* _PASSAGE TO READ_
What is not protected

  • Anyone reading the program's account state can see your distribution record (depositor address, recipient addresses, amounts, schedule). This data is public on-chain.
  • Manual cross-referencing of timestamps and amounts between your deposit and recipient receipts can reconstruct the relationship for a sufficiently motivated analyst.
  • Off-chain identification (KYC ties, IP addresses, behavioral patterns across other transactions) is outside the protocol's scope.
  • If your recipient wallets ever interact with your main wallet later — sending each other tokens or SOL — that edge is permanent and links them.

debubblepop breaks bubble map clustering. It does not provide cryptographic privacy. For full unlinkability you would need a zero-knowledge mixing primitive, which debubblepop does not currently use. Future versions may add this.

07

Costs

The protocol fee is 0.01 SOL per distribution, paid by the depositor in the same transaction as the token transfer. This fee covers protocol operation and is not refundable.

The depositor also pays:

  • Network transaction fee for the deposit (around 5000 lamports / 0.000005 SOL)
  • Rent for the distribution state account (around 0.002 SOL, returned when the distribution is closed after all recipients execute)

* _APPLY WHAT YOU READ_
1. Reproduce the stretch of the debubblepop passage from "The protocol fee" through "lamports / 0.000005 SOL)".
2. Condense the paragraph of the debubblepop passage that begins "debubblepop breaks bubble map clustering," keeping its main facts.
The records that follow are not needed for anything here.

* _PROVIDED MATERIAL_

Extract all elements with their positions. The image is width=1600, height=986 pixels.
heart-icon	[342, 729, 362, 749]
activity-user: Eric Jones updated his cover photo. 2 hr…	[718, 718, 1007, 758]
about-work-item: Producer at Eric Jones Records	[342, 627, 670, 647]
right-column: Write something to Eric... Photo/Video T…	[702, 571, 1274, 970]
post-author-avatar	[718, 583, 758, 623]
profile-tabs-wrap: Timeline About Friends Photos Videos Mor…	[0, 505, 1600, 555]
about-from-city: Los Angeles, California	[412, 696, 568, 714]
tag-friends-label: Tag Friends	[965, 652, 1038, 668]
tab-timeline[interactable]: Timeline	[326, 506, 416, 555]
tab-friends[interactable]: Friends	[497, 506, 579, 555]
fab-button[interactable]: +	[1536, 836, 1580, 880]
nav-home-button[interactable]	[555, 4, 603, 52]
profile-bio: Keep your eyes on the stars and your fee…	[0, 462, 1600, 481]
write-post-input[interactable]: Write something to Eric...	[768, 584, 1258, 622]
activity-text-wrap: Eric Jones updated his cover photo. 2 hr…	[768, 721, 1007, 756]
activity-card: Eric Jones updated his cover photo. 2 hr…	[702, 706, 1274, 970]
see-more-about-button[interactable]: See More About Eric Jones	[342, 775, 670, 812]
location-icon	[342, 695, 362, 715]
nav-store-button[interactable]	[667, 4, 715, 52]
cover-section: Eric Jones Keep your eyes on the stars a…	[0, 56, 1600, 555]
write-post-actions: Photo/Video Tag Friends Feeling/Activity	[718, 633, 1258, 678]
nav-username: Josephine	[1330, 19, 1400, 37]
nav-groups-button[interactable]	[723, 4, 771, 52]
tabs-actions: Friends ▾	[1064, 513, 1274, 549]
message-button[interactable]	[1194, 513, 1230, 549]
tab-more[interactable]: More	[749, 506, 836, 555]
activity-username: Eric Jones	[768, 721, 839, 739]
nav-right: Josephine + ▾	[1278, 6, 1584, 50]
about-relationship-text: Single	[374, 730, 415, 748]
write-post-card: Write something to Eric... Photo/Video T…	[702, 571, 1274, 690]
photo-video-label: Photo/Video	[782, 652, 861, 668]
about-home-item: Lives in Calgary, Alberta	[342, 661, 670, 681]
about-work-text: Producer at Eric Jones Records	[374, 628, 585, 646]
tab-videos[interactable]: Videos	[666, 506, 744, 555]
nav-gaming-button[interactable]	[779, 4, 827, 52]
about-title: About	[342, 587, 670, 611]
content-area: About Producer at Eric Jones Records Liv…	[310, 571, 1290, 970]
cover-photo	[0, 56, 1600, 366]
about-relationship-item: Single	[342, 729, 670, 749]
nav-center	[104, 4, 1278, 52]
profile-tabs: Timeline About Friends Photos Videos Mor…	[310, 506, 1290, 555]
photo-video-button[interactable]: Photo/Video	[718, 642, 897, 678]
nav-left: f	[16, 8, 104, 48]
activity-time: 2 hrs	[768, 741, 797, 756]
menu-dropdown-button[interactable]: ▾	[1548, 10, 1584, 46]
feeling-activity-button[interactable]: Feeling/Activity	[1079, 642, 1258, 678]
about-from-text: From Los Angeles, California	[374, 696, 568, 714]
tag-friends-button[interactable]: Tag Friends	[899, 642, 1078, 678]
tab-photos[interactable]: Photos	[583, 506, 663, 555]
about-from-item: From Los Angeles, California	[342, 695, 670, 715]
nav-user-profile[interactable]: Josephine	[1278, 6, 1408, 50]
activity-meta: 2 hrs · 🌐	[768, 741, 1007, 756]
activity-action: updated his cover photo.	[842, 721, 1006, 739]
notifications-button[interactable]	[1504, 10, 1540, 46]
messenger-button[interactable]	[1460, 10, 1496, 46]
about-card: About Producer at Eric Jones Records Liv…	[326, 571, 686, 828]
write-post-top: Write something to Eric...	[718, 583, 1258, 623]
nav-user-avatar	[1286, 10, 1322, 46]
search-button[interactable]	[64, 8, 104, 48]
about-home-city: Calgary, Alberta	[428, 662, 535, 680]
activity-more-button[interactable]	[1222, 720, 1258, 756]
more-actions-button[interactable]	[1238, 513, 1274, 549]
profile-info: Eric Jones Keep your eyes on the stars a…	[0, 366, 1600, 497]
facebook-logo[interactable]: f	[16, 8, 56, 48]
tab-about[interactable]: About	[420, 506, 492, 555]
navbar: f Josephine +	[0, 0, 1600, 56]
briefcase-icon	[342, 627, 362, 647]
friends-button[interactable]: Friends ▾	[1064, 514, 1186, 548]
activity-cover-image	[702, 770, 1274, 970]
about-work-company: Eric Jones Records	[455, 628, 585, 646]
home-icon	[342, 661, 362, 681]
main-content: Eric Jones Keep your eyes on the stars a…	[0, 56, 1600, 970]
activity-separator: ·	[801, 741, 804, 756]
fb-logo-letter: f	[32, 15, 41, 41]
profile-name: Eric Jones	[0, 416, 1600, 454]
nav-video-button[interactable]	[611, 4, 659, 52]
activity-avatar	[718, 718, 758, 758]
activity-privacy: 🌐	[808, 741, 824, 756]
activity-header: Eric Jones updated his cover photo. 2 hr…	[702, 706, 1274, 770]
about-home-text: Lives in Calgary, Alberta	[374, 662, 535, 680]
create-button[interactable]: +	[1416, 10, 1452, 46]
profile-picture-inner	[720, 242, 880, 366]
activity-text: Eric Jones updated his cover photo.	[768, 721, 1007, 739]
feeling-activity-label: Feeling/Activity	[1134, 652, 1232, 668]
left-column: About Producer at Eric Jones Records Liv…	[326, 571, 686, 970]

* _ANSWER SET_
1.
The protocol fee is 0.01 SOL per distribution, paid by the depositor in the same transaction as the token transfer. This fee covers protocol operation and is not refundable.

The depositor also pays:

  • Network transaction fee for the deposit (around 5000 lamports / 0.000005 SOL)

2. debubblepop breaks bubble map clustering but offers no cryptographic privacy. Full unlinkability would require a zero-knowledge mixing primitive. debubblepop does not currently use one, though future versions may add it.